> **WHAT TO WORK ON**
Exactly repeat all the records below, omitting the images they hold.

[Structured figure records]
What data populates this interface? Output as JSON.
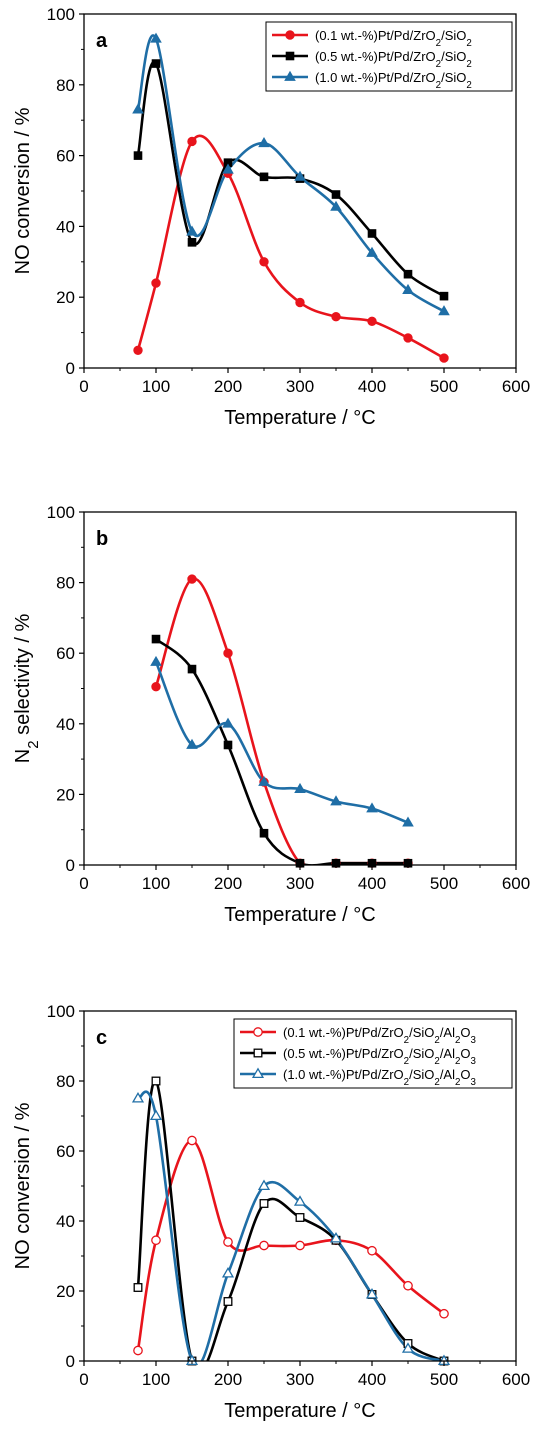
{
  "chart_data": [
    {
      "type": "line",
      "panel_label": "a",
      "xlabel": "Temperature / °C",
      "ylabel": "NO conversion / %",
      "xlim": [
        0,
        600
      ],
      "ylim": [
        0,
        100
      ],
      "xticks": [
        0,
        100,
        200,
        300,
        400,
        500,
        600
      ],
      "yticks": [
        0,
        20,
        40,
        60,
        80,
        100
      ],
      "grid": false,
      "legend_position": "top-right",
      "series": [
        {
          "name": "(0.1 wt.-%)Pt/Pd/ZrO2/SiO2",
          "color": "#e8141c",
          "marker": "circle",
          "filled": true,
          "x": [
            75,
            100,
            150,
            200,
            250,
            300,
            350,
            400,
            450,
            500
          ],
          "y": [
            5,
            24,
            64,
            55,
            30,
            18.5,
            14.5,
            13.2,
            8.5,
            2.8
          ]
        },
        {
          "name": "(0.5 wt.-%)Pt/Pd/ZrO2/SiO2",
          "color": "#000000",
          "marker": "square",
          "filled": true,
          "x": [
            75,
            100,
            150,
            200,
            250,
            300,
            350,
            400,
            450,
            500
          ],
          "y": [
            60,
            86,
            35.5,
            58,
            54,
            53.5,
            49,
            38,
            26.5,
            20.3
          ]
        },
        {
          "name": "(1.0 wt.-%)Pt/Pd/ZrO2/SiO2",
          "color": "#1f6ea6",
          "marker": "triangle",
          "filled": true,
          "x": [
            75,
            100,
            150,
            200,
            250,
            300,
            350,
            400,
            450,
            500
          ],
          "y": [
            73,
            93,
            38.5,
            56,
            63.5,
            54,
            45.5,
            32.5,
            22,
            16
          ]
        }
      ]
    },
    {
      "type": "line",
      "panel_label": "b",
      "xlabel": "Temperature / °C",
      "ylabel": "N2 selectivity / %",
      "xlim": [
        0,
        600
      ],
      "ylim": [
        0,
        100
      ],
      "xticks": [
        0,
        100,
        200,
        300,
        400,
        500,
        600
      ],
      "yticks": [
        0,
        20,
        40,
        60,
        80,
        100
      ],
      "grid": false,
      "series": [
        {
          "color": "#e8141c",
          "marker": "circle",
          "filled": true,
          "x": [
            100,
            150,
            200,
            250,
            300,
            350,
            400,
            450
          ],
          "y": [
            50.5,
            81,
            60,
            23.5,
            0.5,
            0.5,
            0.5,
            0.5
          ]
        },
        {
          "color": "#000000",
          "marker": "square",
          "filled": true,
          "x": [
            100,
            150,
            200,
            250,
            300,
            350,
            400,
            450
          ],
          "y": [
            64,
            55.5,
            34,
            9,
            0.5,
            0.5,
            0.5,
            0.5
          ]
        },
        {
          "color": "#1f6ea6",
          "marker": "triangle",
          "filled": true,
          "x": [
            100,
            150,
            200,
            250,
            300,
            350,
            400,
            450
          ],
          "y": [
            57.5,
            34,
            40,
            23.5,
            21.5,
            18,
            16,
            12
          ]
        }
      ]
    },
    {
      "type": "line",
      "panel_label": "c",
      "xlabel": "Temperature / °C",
      "ylabel": "NO conversion / %",
      "xlim": [
        0,
        600
      ],
      "ylim": [
        0,
        100
      ],
      "xticks": [
        0,
        100,
        200,
        300,
        400,
        500,
        600
      ],
      "yticks": [
        0,
        20,
        40,
        60,
        80,
        100
      ],
      "grid": false,
      "legend_position": "top-right",
      "series": [
        {
          "name": "(0.1 wt.-%)Pt/Pd/ZrO2/SiO2/Al2O3",
          "color": "#e8141c",
          "marker": "circle",
          "filled": false,
          "x": [
            75,
            100,
            150,
            200,
            250,
            300,
            350,
            400,
            450,
            500
          ],
          "y": [
            3,
            34.5,
            63,
            34,
            33,
            33,
            34.5,
            31.5,
            21.5,
            13.5
          ]
        },
        {
          "name": "(0.5 wt.-%)Pt/Pd/ZrO2/SiO2/Al2O3",
          "color": "#000000",
          "marker": "square",
          "filled": false,
          "x": [
            75,
            100,
            150,
            200,
            250,
            300,
            350,
            400,
            450,
            500
          ],
          "y": [
            21,
            80,
            0,
            17,
            45,
            41,
            34.5,
            19,
            5,
            0
          ]
        },
        {
          "name": "(1.0 wt.-%)Pt/Pd/ZrO2/SiO2/Al2O3",
          "color": "#1f6ea6",
          "marker": "triangle",
          "filled": false,
          "x": [
            75,
            100,
            150,
            200,
            250,
            300,
            350,
            400,
            450,
            500
          ],
          "y": [
            75,
            70,
            0,
            25,
            50,
            45.5,
            35,
            19,
            3.5,
            0
          ]
        }
      ]
    }
  ]
}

> **COMPLETED EXERCISE**
What data populates this interface? Output as JSON.
{
  "chart_data": [
    {
      "type": "line",
      "panel_label": "a",
      "xlabel": "Temperature / °C",
      "ylabel": "NO conversion / %",
      "xlim": [
        0,
        600
      ],
      "ylim": [
        0,
        100
      ],
      "xticks": [
        0,
        100,
        200,
        300,
        400,
        500,
        600
      ],
      "yticks": [
        0,
        20,
        40,
        60,
        80,
        100
      ],
      "grid": false,
      "legend_position": "top-right",
      "series": [
        {
          "name": "(0.1 wt.-%)Pt/Pd/ZrO2/SiO2",
          "color": "#e8141c",
          "marker": "circle",
          "filled": true,
          "x": [
            75,
            100,
            150,
            200,
            250,
            300,
            350,
            400,
            450,
            500
          ],
          "y": [
            5,
            24,
            64,
            55,
            30,
            18.5,
            14.5,
            13.2,
            8.5,
            2.8
          ]
        },
        {
          "name": "(0.5 wt.-%)Pt/Pd/ZrO2/SiO2",
          "color": "#000000",
          "marker": "square",
          "filled": true,
          "x": [
            75,
            100,
            150,
            200,
            250,
            300,
            350,
            400,
            450,
            500
          ],
          "y": [
            60,
            86,
            35.5,
            58,
            54,
            53.5,
            49,
            38,
            26.5,
            20.3
          ]
        },
        {
          "name": "(1.0 wt.-%)Pt/Pd/ZrO2/SiO2",
          "color": "#1f6ea6",
          "marker": "triangle",
          "filled": true,
          "x": [
            75,
            100,
            150,
            200,
            250,
            300,
            350,
            400,
            450,
            500
          ],
          "y": [
            73,
            93,
            38.5,
            56,
            63.5,
            54,
            45.5,
            32.5,
            22,
            16
          ]
        }
      ]
    },
    {
      "type": "line",
      "panel_label": "b",
      "xlabel": "Temperature / °C",
      "ylabel": "N2 selectivity / %",
      "xlim": [
        0,
        600
      ],
      "ylim": [
        0,
        100
      ],
      "xticks": [
        0,
        100,
        200,
        300,
        400,
        500,
        600
      ],
      "yticks": [
        0,
        20,
        40,
        60,
        80,
        100
      ],
      "grid": false,
      "series": [
        {
          "color": "#e8141c",
          "marker": "circle",
          "filled": true,
          "x": [
            100,
            150,
            200,
            250,
            300,
            350,
            400,
            450
          ],
          "y": [
            50.5,
            81,
            60,
            23.5,
            0.5,
            0.5,
            0.5,
            0.5
          ]
        },
        {
          "color": "#000000",
          "marker": "square",
          "filled": true,
          "x": [
            100,
            150,
            200,
            250,
            300,
            350,
            400,
            450
          ],
          "y": [
            64,
            55.5,
            34,
            9,
            0.5,
            0.5,
            0.5,
            0.5
          ]
        },
        {
          "color": "#1f6ea6",
          "marker": "triangle",
          "filled": true,
          "x": [
            100,
            150,
            200,
            250,
            300,
            350,
            400,
            450
          ],
          "y": [
            57.5,
            34,
            40,
            23.5,
            21.5,
            18,
            16,
            12
          ]
        }
      ]
    },
    {
      "type": "line",
      "panel_label": "c",
      "xlabel": "Temperature / °C",
      "ylabel": "NO conversion / %",
      "xlim": [
        0,
        600
      ],
      "ylim": [
        0,
        100
      ],
      "xticks": [
        0,
        100,
        200,
        300,
        400,
        500,
        600
      ],
      "yticks": [
        0,
        20,
        40,
        60,
        80,
        100
      ],
      "grid": false,
      "legend_position": "top-right",
      "series": [
        {
          "name": "(0.1 wt.-%)Pt/Pd/ZrO2/SiO2/Al2O3",
          "color": "#e8141c",
          "marker": "circle",
          "filled": false,
          "x": [
            75,
            100,
            150,
            200,
            250,
            300,
            350,
            400,
            450,
            500
          ],
          "y": [
            3,
            34.5,
            63,
            34,
            33,
            33,
            34.5,
            31.5,
            21.5,
            13.5
          ]
        },
        {
          "name": "(0.5 wt.-%)Pt/Pd/ZrO2/SiO2/Al2O3",
          "color": "#000000",
          "marker": "square",
          "filled": false,
          "x": [
            75,
            100,
            150,
            200,
            250,
            300,
            350,
            400,
            450,
            500
          ],
          "y": [
            21,
            80,
            0,
            17,
            45,
            41,
            34.5,
            19,
            5,
            0
          ]
        },
        {
          "name": "(1.0 wt.-%)Pt/Pd/ZrO2/SiO2/Al2O3",
          "color": "#1f6ea6",
          "marker": "triangle",
          "filled": false,
          "x": [
            75,
            100,
            150,
            200,
            250,
            300,
            350,
            400,
            450,
            500
          ],
          "y": [
            75,
            70,
            0,
            25,
            50,
            45.5,
            35,
            19,
            3.5,
            0
          ]
        }
      ]
    }
  ]
}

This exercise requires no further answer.